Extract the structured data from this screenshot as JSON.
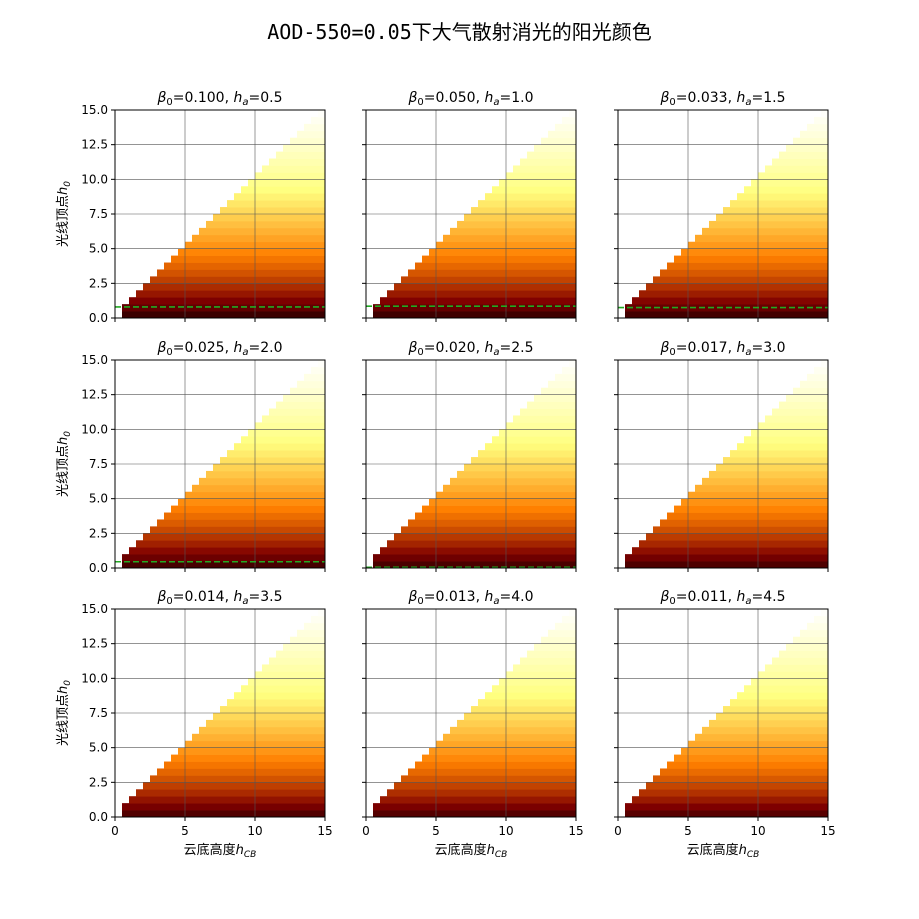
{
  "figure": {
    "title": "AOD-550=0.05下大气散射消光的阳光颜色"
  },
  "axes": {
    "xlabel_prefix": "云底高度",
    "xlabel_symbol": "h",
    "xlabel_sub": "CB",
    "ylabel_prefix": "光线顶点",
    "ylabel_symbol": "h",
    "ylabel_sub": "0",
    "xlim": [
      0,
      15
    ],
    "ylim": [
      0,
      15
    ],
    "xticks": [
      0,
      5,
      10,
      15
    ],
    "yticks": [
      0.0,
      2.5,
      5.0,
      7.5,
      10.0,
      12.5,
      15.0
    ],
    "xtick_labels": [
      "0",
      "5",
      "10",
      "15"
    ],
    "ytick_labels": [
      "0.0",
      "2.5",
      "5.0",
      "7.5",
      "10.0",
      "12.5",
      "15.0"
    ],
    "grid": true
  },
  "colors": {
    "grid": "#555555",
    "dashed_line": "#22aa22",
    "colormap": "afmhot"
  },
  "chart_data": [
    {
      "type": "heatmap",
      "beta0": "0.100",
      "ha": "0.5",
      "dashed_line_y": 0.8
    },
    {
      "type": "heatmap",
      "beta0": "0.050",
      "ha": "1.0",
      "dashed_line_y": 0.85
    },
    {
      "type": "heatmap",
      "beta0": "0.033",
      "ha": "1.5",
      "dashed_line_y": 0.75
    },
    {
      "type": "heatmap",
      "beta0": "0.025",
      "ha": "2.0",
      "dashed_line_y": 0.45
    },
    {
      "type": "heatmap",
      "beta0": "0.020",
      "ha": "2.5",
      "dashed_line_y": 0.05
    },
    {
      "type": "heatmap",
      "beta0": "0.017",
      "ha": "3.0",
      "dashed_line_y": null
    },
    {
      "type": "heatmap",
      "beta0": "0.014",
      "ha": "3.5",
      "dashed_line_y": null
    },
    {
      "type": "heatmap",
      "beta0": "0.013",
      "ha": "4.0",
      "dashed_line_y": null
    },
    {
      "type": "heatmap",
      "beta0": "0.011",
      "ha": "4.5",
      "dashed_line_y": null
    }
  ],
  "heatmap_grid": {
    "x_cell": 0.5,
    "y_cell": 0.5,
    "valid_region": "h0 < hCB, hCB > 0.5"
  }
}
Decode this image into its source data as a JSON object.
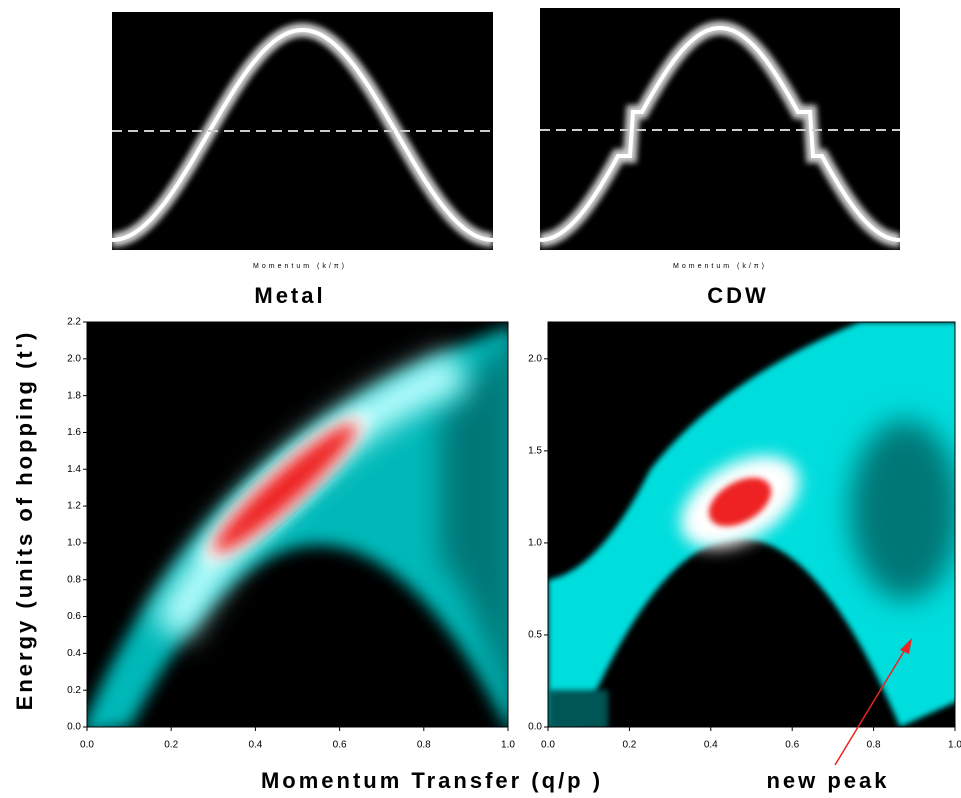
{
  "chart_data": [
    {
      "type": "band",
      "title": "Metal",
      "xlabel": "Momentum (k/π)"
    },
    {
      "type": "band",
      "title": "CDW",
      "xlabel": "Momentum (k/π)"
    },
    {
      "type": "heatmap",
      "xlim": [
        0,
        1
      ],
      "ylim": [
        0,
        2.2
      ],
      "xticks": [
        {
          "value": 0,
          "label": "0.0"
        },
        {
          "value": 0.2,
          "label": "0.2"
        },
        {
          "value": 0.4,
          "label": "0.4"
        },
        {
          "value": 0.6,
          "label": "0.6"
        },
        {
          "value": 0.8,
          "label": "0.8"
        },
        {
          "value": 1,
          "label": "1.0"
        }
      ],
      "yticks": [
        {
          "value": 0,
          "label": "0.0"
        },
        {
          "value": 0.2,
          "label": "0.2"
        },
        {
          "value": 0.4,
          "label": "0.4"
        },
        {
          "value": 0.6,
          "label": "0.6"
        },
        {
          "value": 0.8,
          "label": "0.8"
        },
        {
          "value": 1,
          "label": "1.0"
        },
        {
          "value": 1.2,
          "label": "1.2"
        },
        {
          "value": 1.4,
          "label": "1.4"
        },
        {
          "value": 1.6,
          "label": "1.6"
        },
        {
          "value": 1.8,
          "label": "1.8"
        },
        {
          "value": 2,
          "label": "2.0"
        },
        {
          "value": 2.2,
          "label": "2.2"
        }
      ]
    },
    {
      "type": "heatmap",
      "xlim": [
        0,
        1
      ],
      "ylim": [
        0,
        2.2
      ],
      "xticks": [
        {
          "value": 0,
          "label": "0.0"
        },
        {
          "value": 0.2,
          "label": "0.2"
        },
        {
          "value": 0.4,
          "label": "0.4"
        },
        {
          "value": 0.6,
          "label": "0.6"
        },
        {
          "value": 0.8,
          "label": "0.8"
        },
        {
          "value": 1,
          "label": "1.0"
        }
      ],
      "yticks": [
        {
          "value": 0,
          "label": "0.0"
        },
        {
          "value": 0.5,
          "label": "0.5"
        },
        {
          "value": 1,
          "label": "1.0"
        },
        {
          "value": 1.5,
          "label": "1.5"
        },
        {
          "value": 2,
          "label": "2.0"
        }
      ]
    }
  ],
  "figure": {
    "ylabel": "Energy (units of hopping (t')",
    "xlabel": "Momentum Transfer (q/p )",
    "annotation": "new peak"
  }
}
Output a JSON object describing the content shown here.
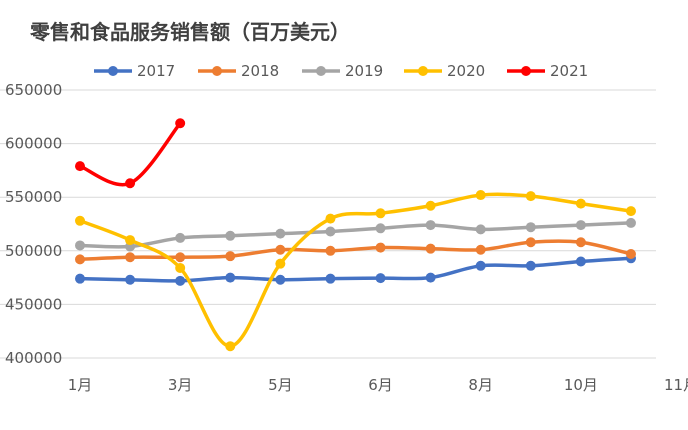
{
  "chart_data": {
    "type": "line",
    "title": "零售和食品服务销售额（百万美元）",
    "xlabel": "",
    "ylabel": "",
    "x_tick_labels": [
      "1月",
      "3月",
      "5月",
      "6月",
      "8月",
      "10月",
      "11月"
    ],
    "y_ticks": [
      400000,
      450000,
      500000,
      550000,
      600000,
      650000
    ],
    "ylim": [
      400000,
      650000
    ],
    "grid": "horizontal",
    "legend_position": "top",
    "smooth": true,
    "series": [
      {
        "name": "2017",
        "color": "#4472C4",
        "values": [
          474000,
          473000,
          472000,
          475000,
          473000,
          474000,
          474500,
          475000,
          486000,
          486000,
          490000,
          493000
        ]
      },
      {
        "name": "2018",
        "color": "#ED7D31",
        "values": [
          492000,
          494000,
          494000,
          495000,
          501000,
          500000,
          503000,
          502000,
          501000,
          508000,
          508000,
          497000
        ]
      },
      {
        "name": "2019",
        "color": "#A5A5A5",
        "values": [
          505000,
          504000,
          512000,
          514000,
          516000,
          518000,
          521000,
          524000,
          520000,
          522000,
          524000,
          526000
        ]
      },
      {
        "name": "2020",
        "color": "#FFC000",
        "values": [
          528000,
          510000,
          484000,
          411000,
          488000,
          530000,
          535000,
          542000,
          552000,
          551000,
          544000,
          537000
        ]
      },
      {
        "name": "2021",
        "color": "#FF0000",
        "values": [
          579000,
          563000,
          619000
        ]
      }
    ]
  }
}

------------------------------------------------------------------------

| Exercise directions |
Print out the lines exactly, skipping any picture.

| Expected answer |
Extract the structured data from this screenshot as JSON.
{
  "figure": {
    "title": "AOD-550=0.05下大气散射消光的阳光颜色"
  },
  "axes": {
    "xlabel_prefix": "云底高度",
    "xlabel_symbol": "h",
    "xlabel_sub": "CB",
    "ylabel_prefix": "光线顶点",
    "ylabel_symbol": "h",
    "ylabel_sub": "0",
    "xlim": [
      0,
      15
    ],
    "ylim": [
      0,
      15
    ],
    "xticks": [
      0,
      5,
      10,
      15
    ],
    "yticks": [
      0.0,
      2.5,
      5.0,
      7.5,
      10.0,
      12.5,
      15.0
    ],
    "xtick_labels": [
      "0",
      "5",
      "10",
      "15"
    ],
    "ytick_labels": [
      "0.0",
      "2.5",
      "5.0",
      "7.5",
      "10.0",
      "12.5",
      "15.0"
    ],
    "grid": true
  },
  "colors": {
    "grid": "#555555",
    "dashed_line": "#22aa22",
    "colormap": "afmhot"
  },
  "chart_data": [
    {
      "type": "heatmap",
      "beta0": "0.100",
      "ha": "0.5",
      "dashed_line_y": 0.8
    },
    {
      "type": "heatmap",
      "beta0": "0.050",
      "ha": "1.0",
      "dashed_line_y": 0.85
    },
    {
      "type": "heatmap",
      "beta0": "0.033",
      "ha": "1.5",
      "dashed_line_y": 0.75
    },
    {
      "type": "heatmap",
      "beta0": "0.025",
      "ha": "2.0",
      "dashed_line_y": 0.45
    },
    {
      "type": "heatmap",
      "beta0": "0.020",
      "ha": "2.5",
      "dashed_line_y": 0.05
    },
    {
      "type": "heatmap",
      "beta0": "0.017",
      "ha": "3.0",
      "dashed_line_y": null
    },
    {
      "type": "heatmap",
      "beta0": "0.014",
      "ha": "3.5",
      "dashed_line_y": null
    },
    {
      "type": "heatmap",
      "beta0": "0.013",
      "ha": "4.0",
      "dashed_line_y": null
    },
    {
      "type": "heatmap",
      "beta0": "0.011",
      "ha": "4.5",
      "dashed_line_y": null
    }
  ],
  "heatmap_grid": {
    "x_cell": 0.5,
    "y_cell": 0.5,
    "valid_region": "h0 < hCB, hCB > 0.5"
  }
}
Decode this image into its source data as a JSON object.
{
  "chart_data": [
    {
      "type": "band",
      "title": "Metal",
      "xlabel": "Momentum (k/π)"
    },
    {
      "type": "band",
      "title": "CDW",
      "xlabel": "Momentum (k/π)"
    },
    {
      "type": "heatmap",
      "xlim": [
        0,
        1
      ],
      "ylim": [
        0,
        2.2
      ],
      "xticks": [
        {
          "value": 0,
          "label": "0.0"
        },
        {
          "value": 0.2,
          "label": "0.2"
        },
        {
          "value": 0.4,
          "label": "0.4"
        },
        {
          "value": 0.6,
          "label": "0.6"
        },
        {
          "value": 0.8,
          "label": "0.8"
        },
        {
          "value": 1,
          "label": "1.0"
        }
      ],
      "yticks": [
        {
          "value": 0,
          "label": "0.0"
        },
        {
          "value": 0.2,
          "label": "0.2"
        },
        {
          "value": 0.4,
          "label": "0.4"
        },
        {
          "value": 0.6,
          "label": "0.6"
        },
        {
          "value": 0.8,
          "label": "0.8"
        },
        {
          "value": 1,
          "label": "1.0"
        },
        {
          "value": 1.2,
          "label": "1.2"
        },
        {
          "value": 1.4,
          "label": "1.4"
        },
        {
          "value": 1.6,
          "label": "1.6"
        },
        {
          "value": 1.8,
          "label": "1.8"
        },
        {
          "value": 2,
          "label": "2.0"
        },
        {
          "value": 2.2,
          "label": "2.2"
        }
      ]
    },
    {
      "type": "heatmap",
      "xlim": [
        0,
        1
      ],
      "ylim": [
        0,
        2.2
      ],
      "xticks": [
        {
          "value": 0,
          "label": "0.0"
        },
        {
          "value": 0.2,
          "label": "0.2"
        },
        {
          "value": 0.4,
          "label": "0.4"
        },
        {
          "value": 0.6,
          "label": "0.6"
        },
        {
          "value": 0.8,
          "label": "0.8"
        },
        {
          "value": 1,
          "label": "1.0"
        }
      ],
      "yticks": [
        {
          "value": 0,
          "label": "0.0"
        },
        {
          "value": 0.5,
          "label": "0.5"
        },
        {
          "value": 1,
          "label": "1.0"
        },
        {
          "value": 1.5,
          "label": "1.5"
        },
        {
          "value": 2,
          "label": "2.0"
        }
      ]
    }
  ],
  "figure": {
    "ylabel": "Energy (units of hopping (t')",
    "xlabel": "Momentum Transfer (q/p )",
    "annotation": "new peak"
  }
}
Output a JSON object describing the content shown here.
{
  "chart_data": {
    "type": "line",
    "title": "零售和食品服务销售额（百万美元）",
    "xlabel": "",
    "ylabel": "",
    "x_tick_labels": [
      "1月",
      "3月",
      "5月",
      "6月",
      "8月",
      "10月",
      "11月"
    ],
    "y_ticks": [
      400000,
      450000,
      500000,
      550000,
      600000,
      650000
    ],
    "ylim": [
      400000,
      650000
    ],
    "grid": "horizontal",
    "legend_position": "top",
    "smooth": true,
    "series": [
      {
        "name": "2017",
        "color": "#4472C4",
        "values": [
          474000,
          473000,
          472000,
          475000,
          473000,
          474000,
          474500,
          475000,
          486000,
          486000,
          490000,
          493000
        ]
      },
      {
        "name": "2018",
        "color": "#ED7D31",
        "values": [
          492000,
          494000,
          494000,
          495000,
          501000,
          500000,
          503000,
          502000,
          501000,
          508000,
          508000,
          497000
        ]
      },
      {
        "name": "2019",
        "color": "#A5A5A5",
        "values": [
          505000,
          504000,
          512000,
          514000,
          516000,
          518000,
          521000,
          524000,
          520000,
          522000,
          524000,
          526000
        ]
      },
      {
        "name": "2020",
        "color": "#FFC000",
        "values": [
          528000,
          510000,
          484000,
          411000,
          488000,
          530000,
          535000,
          542000,
          552000,
          551000,
          544000,
          537000
        ]
      },
      {
        "name": "2021",
        "color": "#FF0000",
        "values": [
          579000,
          563000,
          619000
        ]
      }
    ]
  }
}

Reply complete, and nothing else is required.